■ Information supplied ■
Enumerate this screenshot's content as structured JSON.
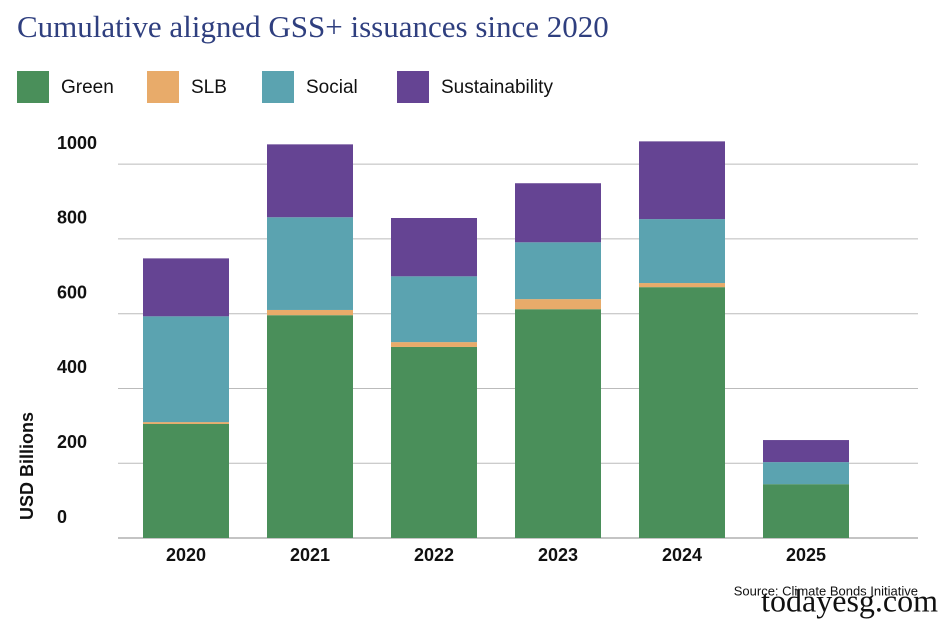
{
  "chart_data": {
    "type": "stacked_bar",
    "title": "Cumulative aligned GSS+ issuances since 2020",
    "y_label": "USD Billions",
    "source": "Source: Climate Bonds Initiative",
    "watermark": "todayesg.com",
    "categories": [
      "2020",
      "2021",
      "2022",
      "2023",
      "2024",
      "2025"
    ],
    "series": [
      {
        "name": "Green",
        "color": "#4a8f5a",
        "values": [
          305,
          596,
          511,
          612,
          671,
          144
        ]
      },
      {
        "name": "SLB",
        "color": "#e8ab6a",
        "values": [
          5,
          14,
          13,
          27,
          11,
          0
        ]
      },
      {
        "name": "Social",
        "color": "#5ba3b0",
        "values": [
          283,
          248,
          176,
          152,
          171,
          59
        ]
      },
      {
        "name": "Sustainability",
        "color": "#654493",
        "values": [
          155,
          195,
          156,
          158,
          208,
          59
        ]
      }
    ],
    "ylim": [
      0,
      1070
    ],
    "yticks": [
      0,
      200,
      400,
      600,
      800,
      1000
    ],
    "grid": true,
    "legend": "top"
  }
}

■ Task details ■
Collect, from the material above, every line containing the word "color".

■ Exercise solution ■
        "color": "#4a8f5a",
        "color": "#e8ab6a",
        "color": "#5ba3b0",
        "color": "#654493",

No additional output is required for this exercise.